EXERCISE:
Omit the images, then output each of the records below exactly.

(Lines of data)
—————

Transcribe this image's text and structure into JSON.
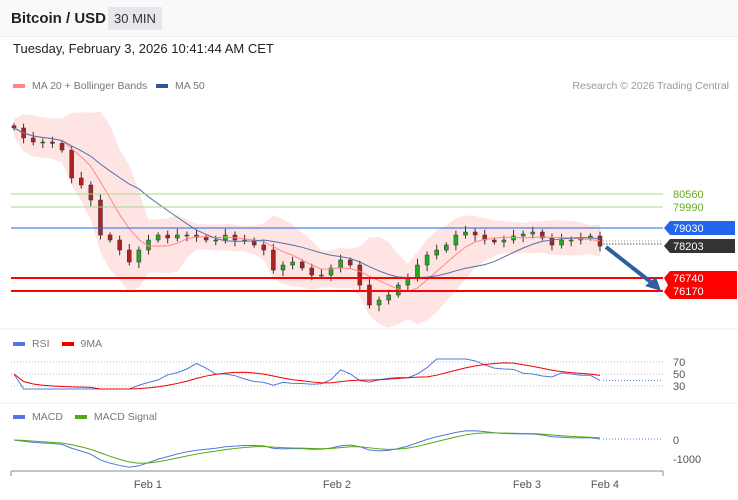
{
  "header": {
    "title": "Bitcoin / USD",
    "timeframe": "30 MIN"
  },
  "datetime": "Tuesday, February 3, 2026 10:41:44 AM CET",
  "legend": {
    "ma20": "MA 20 + Bollinger Bands",
    "ma50": "MA 50",
    "rsi": "RSI",
    "rsi_ma": "9MA",
    "macd": "MACD",
    "macd_signal": "MACD Signal"
  },
  "credit": "Research © 2026 Trading Central",
  "colors": {
    "resistance": "#66aa22",
    "pivot": "#2266ee",
    "support": "#ff0000",
    "last": "#333333",
    "ma20": "#ff8888",
    "ma50": "#335599",
    "arrow": "#2f5f9f"
  },
  "levels": {
    "r2": "80560",
    "r1": "79990",
    "pivot": "79030",
    "last": "78203",
    "s1": "76740",
    "s2": "76170"
  },
  "rsi_axis": [
    "70",
    "50",
    "30"
  ],
  "macd_axis": [
    "0",
    "-1000"
  ],
  "x_labels": [
    "Feb 1",
    "Feb 2",
    "Feb 3",
    "Feb 4"
  ],
  "chart_data": {
    "type": "candlestick",
    "closes": [
      83547,
      83095,
      82913,
      82913,
      82850,
      82551,
      81284,
      80967,
      80288,
      78704,
      78478,
      78025,
      77483,
      78025,
      78478,
      78704,
      78569,
      78704,
      78704,
      78600,
      78478,
      78478,
      78704,
      78478,
      78478,
      78252,
      78025,
      77121,
      77347,
      77483,
      77211,
      76894,
      76894,
      77211,
      77573,
      77347,
      76441,
      75536,
      75762,
      75989,
      76441,
      76758,
      77347,
      77799,
      78025,
      78252,
      78704,
      78840,
      78704,
      78478,
      78388,
      78478,
      78659,
      78750,
      78840,
      78569,
      78252,
      78478,
      78478,
      78569,
      78659,
      78203
    ]
  }
}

—————

SOLUTION TO THIS EXERCISE:
Transcribe this image's text and structure into JSON.
{
  "header": {
    "title": "Bitcoin / USD",
    "timeframe": "30 MIN"
  },
  "datetime": "Tuesday, February 3, 2026 10:41:44 AM CET",
  "legend": {
    "ma20": "MA 20 + Bollinger Bands",
    "ma50": "MA 50",
    "rsi": "RSI",
    "rsi_ma": "9MA",
    "macd": "MACD",
    "macd_signal": "MACD Signal"
  },
  "credit": "Research © 2026 Trading Central",
  "colors": {
    "resistance": "#66aa22",
    "pivot": "#2266ee",
    "support": "#ff0000",
    "last": "#333333",
    "ma20": "#ff8888",
    "ma50": "#335599",
    "arrow": "#2f5f9f"
  },
  "levels": {
    "r2": "80560",
    "r1": "79990",
    "pivot": "79030",
    "last": "78203",
    "s1": "76740",
    "s2": "76170"
  },
  "rsi_axis": [
    "70",
    "50",
    "30"
  ],
  "macd_axis": [
    "0",
    "-1000"
  ],
  "x_labels": [
    "Feb 1",
    "Feb 2",
    "Feb 3",
    "Feb 4"
  ],
  "chart_data": {
    "type": "candlestick",
    "closes": [
      83547,
      83095,
      82913,
      82913,
      82850,
      82551,
      81284,
      80967,
      80288,
      78704,
      78478,
      78025,
      77483,
      78025,
      78478,
      78704,
      78569,
      78704,
      78704,
      78600,
      78478,
      78478,
      78704,
      78478,
      78478,
      78252,
      78025,
      77121,
      77347,
      77483,
      77211,
      76894,
      76894,
      77211,
      77573,
      77347,
      76441,
      75536,
      75762,
      75989,
      76441,
      76758,
      77347,
      77799,
      78025,
      78252,
      78704,
      78840,
      78704,
      78478,
      78388,
      78478,
      78659,
      78750,
      78840,
      78569,
      78252,
      78478,
      78478,
      78569,
      78659,
      78203
    ]
  }
}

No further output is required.